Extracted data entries
* * *

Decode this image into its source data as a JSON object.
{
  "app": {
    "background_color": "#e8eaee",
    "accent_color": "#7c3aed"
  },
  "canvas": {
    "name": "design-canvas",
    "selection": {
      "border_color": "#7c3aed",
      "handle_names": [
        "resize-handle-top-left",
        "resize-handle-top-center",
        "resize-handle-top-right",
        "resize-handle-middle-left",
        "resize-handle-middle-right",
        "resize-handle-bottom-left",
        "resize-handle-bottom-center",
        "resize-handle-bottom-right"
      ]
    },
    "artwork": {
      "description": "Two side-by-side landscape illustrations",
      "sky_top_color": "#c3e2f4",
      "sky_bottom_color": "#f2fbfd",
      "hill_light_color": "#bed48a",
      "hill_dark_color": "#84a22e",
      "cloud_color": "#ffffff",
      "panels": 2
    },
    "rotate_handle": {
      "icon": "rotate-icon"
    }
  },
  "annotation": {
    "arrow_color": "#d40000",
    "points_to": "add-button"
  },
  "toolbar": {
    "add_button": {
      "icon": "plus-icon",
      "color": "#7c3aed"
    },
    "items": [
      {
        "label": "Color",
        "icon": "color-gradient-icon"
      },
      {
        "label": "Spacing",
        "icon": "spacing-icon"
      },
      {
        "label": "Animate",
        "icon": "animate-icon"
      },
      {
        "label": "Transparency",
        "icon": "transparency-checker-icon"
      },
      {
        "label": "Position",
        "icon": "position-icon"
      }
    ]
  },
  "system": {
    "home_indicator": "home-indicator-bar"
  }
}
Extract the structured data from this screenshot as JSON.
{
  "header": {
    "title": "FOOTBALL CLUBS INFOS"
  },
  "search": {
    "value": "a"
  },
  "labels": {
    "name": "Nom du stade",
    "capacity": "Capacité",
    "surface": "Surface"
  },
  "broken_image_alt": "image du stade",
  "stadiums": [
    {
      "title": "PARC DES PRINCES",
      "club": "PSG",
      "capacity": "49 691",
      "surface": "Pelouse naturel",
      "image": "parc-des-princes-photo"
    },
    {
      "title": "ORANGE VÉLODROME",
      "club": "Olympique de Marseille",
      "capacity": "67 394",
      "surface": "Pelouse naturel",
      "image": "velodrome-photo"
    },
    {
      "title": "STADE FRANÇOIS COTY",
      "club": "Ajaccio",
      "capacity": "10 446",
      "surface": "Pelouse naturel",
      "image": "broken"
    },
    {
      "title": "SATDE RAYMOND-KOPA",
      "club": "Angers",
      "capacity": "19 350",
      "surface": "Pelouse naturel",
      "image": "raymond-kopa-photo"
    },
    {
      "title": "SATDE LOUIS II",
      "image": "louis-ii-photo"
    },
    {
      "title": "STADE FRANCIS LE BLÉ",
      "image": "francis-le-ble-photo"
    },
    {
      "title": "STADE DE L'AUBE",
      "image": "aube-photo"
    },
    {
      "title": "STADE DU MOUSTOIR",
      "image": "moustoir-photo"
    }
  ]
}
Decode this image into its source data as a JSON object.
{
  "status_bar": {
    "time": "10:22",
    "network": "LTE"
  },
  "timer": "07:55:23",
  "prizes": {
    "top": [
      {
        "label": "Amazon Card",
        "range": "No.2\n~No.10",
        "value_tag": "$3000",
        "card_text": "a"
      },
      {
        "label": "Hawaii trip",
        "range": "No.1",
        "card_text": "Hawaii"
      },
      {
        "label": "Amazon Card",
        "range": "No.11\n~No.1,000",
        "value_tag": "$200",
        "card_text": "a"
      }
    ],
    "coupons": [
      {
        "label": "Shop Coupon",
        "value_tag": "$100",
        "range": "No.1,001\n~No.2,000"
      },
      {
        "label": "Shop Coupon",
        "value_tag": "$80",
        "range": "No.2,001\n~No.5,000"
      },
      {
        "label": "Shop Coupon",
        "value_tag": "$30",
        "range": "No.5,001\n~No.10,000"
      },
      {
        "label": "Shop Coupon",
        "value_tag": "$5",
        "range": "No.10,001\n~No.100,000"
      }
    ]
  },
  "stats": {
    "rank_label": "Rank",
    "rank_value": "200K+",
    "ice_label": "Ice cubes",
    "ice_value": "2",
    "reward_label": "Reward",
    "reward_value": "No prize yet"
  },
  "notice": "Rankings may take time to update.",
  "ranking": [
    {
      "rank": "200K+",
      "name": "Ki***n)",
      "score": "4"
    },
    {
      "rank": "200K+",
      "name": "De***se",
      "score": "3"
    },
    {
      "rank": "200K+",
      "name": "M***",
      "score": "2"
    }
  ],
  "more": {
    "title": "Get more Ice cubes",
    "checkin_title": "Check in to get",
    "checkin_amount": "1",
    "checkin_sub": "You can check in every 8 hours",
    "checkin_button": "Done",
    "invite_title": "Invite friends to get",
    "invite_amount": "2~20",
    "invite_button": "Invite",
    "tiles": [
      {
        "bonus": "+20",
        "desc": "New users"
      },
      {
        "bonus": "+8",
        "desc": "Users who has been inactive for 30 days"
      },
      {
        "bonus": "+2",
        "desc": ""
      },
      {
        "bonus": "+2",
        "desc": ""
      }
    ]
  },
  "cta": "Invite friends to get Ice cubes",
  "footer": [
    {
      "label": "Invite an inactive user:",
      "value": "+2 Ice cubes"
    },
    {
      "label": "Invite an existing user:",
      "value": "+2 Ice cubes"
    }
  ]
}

* * *

## Do this:
Without omitting anything, output the entries exactly.

## Output:
Decode this image into its source data as a JSON object.
{
  "app": {
    "background_color": "#e8eaee",
    "accent_color": "#7c3aed"
  },
  "canvas": {
    "name": "design-canvas",
    "selection": {
      "border_color": "#7c3aed",
      "handle_names": [
        "resize-handle-top-left",
        "resize-handle-top-center",
        "resize-handle-top-right",
        "resize-handle-middle-left",
        "resize-handle-middle-right",
        "resize-handle-bottom-left",
        "resize-handle-bottom-center",
        "resize-handle-bottom-right"
      ]
    },
    "artwork": {
      "description": "Two side-by-side landscape illustrations",
      "sky_top_color": "#c3e2f4",
      "sky_bottom_color": "#f2fbfd",
      "hill_light_color": "#bed48a",
      "hill_dark_color": "#84a22e",
      "cloud_color": "#ffffff",
      "panels": 2
    },
    "rotate_handle": {
      "icon": "rotate-icon"
    }
  },
  "annotation": {
    "arrow_color": "#d40000",
    "points_to": "add-button"
  },
  "toolbar": {
    "add_button": {
      "icon": "plus-icon",
      "color": "#7c3aed"
    },
    "items": [
      {
        "label": "Color",
        "icon": "color-gradient-icon"
      },
      {
        "label": "Spacing",
        "icon": "spacing-icon"
      },
      {
        "label": "Animate",
        "icon": "animate-icon"
      },
      {
        "label": "Transparency",
        "icon": "transparency-checker-icon"
      },
      {
        "label": "Position",
        "icon": "position-icon"
      }
    ]
  },
  "system": {
    "home_indicator": "home-indicator-bar"
  }
}
Extract the structured data from this screenshot as JSON.
{
  "header": {
    "title": "FOOTBALL CLUBS INFOS"
  },
  "search": {
    "value": "a"
  },
  "labels": {
    "name": "Nom du stade",
    "capacity": "Capacité",
    "surface": "Surface"
  },
  "broken_image_alt": "image du stade",
  "stadiums": [
    {
      "title": "PARC DES PRINCES",
      "club": "PSG",
      "capacity": "49 691",
      "surface": "Pelouse naturel",
      "image": "parc-des-princes-photo"
    },
    {
      "title": "ORANGE VÉLODROME",
      "club": "Olympique de Marseille",
      "capacity": "67 394",
      "surface": "Pelouse naturel",
      "image": "velodrome-photo"
    },
    {
      "title": "STADE FRANÇOIS COTY",
      "club": "Ajaccio",
      "capacity": "10 446",
      "surface": "Pelouse naturel",
      "image": "broken"
    },
    {
      "title": "SATDE RAYMOND-KOPA",
      "club": "Angers",
      "capacity": "19 350",
      "surface": "Pelouse naturel",
      "image": "raymond-kopa-photo"
    },
    {
      "title": "SATDE LOUIS II",
      "image": "louis-ii-photo"
    },
    {
      "title": "STADE FRANCIS LE BLÉ",
      "image": "francis-le-ble-photo"
    },
    {
      "title": "STADE DE L'AUBE",
      "image": "aube-photo"
    },
    {
      "title": "STADE DU MOUSTOIR",
      "image": "moustoir-photo"
    }
  ]
}
Decode this image into its source data as a JSON object.
{
  "status_bar": {
    "time": "10:22",
    "network": "LTE"
  },
  "timer": "07:55:23",
  "prizes": {
    "top": [
      {
        "label": "Amazon Card",
        "range": "No.2\n~No.10",
        "value_tag": "$3000",
        "card_text": "a"
      },
      {
        "label": "Hawaii trip",
        "range": "No.1",
        "card_text": "Hawaii"
      },
      {
        "label": "Amazon Card",
        "range": "No.11\n~No.1,000",
        "value_tag": "$200",
        "card_text": "a"
      }
    ],
    "coupons": [
      {
        "label": "Shop Coupon",
        "value_tag": "$100",
        "range": "No.1,001\n~No.2,000"
      },
      {
        "label": "Shop Coupon",
        "value_tag": "$80",
        "range": "No.2,001\n~No.5,000"
      },
      {
        "label": "Shop Coupon",
        "value_tag": "$30",
        "range": "No.5,001\n~No.10,000"
      },
      {
        "label": "Shop Coupon",
        "value_tag": "$5",
        "range": "No.10,001\n~No.100,000"
      }
    ]
  },
  "stats": {
    "rank_label": "Rank",
    "rank_value": "200K+",
    "ice_label": "Ice cubes",
    "ice_value": "2",
    "reward_label": "Reward",
    "reward_value": "No prize yet"
  },
  "notice": "Rankings may take time to update.",
  "ranking": [
    {
      "rank": "200K+",
      "name": "Ki***n)",
      "score": "4"
    },
    {
      "rank": "200K+",
      "name": "De***se",
      "score": "3"
    },
    {
      "rank": "200K+",
      "name": "M***",
      "score": "2"
    }
  ],
  "more": {
    "title": "Get more Ice cubes",
    "checkin_title": "Check in to get",
    "checkin_amount": "1",
    "checkin_sub": "You can check in every 8 hours",
    "checkin_button": "Done",
    "invite_title": "Invite friends to get",
    "invite_amount": "2~20",
    "invite_button": "Invite",
    "tiles": [
      {
        "bonus": "+20",
        "desc": "New users"
      },
      {
        "bonus": "+8",
        "desc": "Users who has been inactive for 30 days"
      },
      {
        "bonus": "+2",
        "desc": ""
      },
      {
        "bonus": "+2",
        "desc": ""
      }
    ]
  },
  "cta": "Invite friends to get Ice cubes",
  "footer": [
    {
      "label": "Invite an inactive user:",
      "value": "+2 Ice cubes"
    },
    {
      "label": "Invite an existing user:",
      "value": "+2 Ice cubes"
    }
  ]
}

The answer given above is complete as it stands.